* Begin Provided material *

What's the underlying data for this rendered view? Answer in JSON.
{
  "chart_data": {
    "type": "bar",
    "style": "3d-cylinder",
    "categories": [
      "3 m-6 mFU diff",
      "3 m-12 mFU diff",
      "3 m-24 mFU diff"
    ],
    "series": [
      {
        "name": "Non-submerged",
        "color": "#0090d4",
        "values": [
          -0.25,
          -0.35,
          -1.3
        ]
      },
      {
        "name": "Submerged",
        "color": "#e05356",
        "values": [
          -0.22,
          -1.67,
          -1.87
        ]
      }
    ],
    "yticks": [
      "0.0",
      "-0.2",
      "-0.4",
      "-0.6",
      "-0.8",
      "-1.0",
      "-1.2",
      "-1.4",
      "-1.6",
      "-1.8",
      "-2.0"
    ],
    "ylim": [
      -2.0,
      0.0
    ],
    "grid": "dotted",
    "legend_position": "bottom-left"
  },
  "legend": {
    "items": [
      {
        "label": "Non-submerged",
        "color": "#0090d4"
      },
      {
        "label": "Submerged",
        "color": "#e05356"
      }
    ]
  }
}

* End Provided material *

Written exercise: Every line of the material must be returned exactly as it appears.

Output of the exercise:
What's the underlying data for this rendered view? Answer in JSON.
{
  "chart_data": {
    "type": "bar",
    "style": "3d-cylinder",
    "categories": [
      "3 m-6 mFU diff",
      "3 m-12 mFU diff",
      "3 m-24 mFU diff"
    ],
    "series": [
      {
        "name": "Non-submerged",
        "color": "#0090d4",
        "values": [
          -0.25,
          -0.35,
          -1.3
        ]
      },
      {
        "name": "Submerged",
        "color": "#e05356",
        "values": [
          -0.22,
          -1.67,
          -1.87
        ]
      }
    ],
    "yticks": [
      "0.0",
      "-0.2",
      "-0.4",
      "-0.6",
      "-0.8",
      "-1.0",
      "-1.2",
      "-1.4",
      "-1.6",
      "-1.8",
      "-2.0"
    ],
    "ylim": [
      -2.0,
      0.0
    ],
    "grid": "dotted",
    "legend_position": "bottom-left"
  },
  "legend": {
    "items": [
      {
        "label": "Non-submerged",
        "color": "#0090d4"
      },
      {
        "label": "Submerged",
        "color": "#e05356"
      }
    ]
  }
}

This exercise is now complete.